Dataset entries on figures
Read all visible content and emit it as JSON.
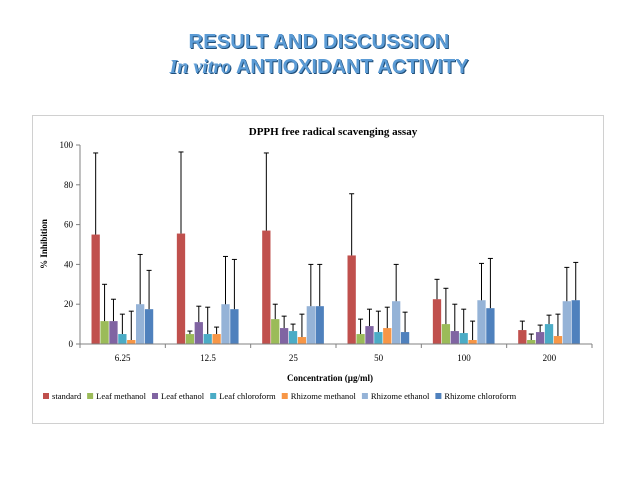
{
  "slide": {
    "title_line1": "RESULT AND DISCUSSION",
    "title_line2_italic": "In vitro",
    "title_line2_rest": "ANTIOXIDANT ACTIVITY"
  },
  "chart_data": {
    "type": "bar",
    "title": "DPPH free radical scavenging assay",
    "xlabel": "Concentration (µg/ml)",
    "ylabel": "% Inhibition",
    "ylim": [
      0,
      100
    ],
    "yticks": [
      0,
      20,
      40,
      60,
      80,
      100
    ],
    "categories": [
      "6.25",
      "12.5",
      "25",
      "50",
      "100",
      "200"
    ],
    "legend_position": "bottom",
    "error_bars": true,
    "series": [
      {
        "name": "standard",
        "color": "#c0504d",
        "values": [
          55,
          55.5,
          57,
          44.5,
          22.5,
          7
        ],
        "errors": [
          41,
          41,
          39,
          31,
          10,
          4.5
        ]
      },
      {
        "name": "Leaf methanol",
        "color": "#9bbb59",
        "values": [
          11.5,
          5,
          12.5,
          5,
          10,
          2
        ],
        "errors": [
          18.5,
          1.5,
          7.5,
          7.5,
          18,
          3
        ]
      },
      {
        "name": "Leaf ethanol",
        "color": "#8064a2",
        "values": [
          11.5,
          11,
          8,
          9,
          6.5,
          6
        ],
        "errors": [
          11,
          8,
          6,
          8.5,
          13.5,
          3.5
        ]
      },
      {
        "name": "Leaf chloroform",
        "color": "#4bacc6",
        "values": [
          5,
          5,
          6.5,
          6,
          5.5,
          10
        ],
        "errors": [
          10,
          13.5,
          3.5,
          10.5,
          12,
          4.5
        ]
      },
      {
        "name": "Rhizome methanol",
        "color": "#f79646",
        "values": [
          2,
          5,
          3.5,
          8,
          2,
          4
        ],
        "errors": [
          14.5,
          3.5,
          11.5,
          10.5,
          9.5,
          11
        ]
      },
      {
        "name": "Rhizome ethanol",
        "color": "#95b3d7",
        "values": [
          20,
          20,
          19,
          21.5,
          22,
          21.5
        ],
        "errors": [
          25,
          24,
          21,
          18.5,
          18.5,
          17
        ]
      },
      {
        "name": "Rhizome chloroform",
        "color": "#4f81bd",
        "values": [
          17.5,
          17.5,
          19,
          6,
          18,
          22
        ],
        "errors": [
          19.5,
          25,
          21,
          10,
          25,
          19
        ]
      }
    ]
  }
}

--- The problem ---
Scan the records for the word "Leaf". Copy each line where it turns up.

--- Task response ---
        "name": "Leaf methanol",
        "name": "Leaf ethanol",
        "name": "Leaf chloroform",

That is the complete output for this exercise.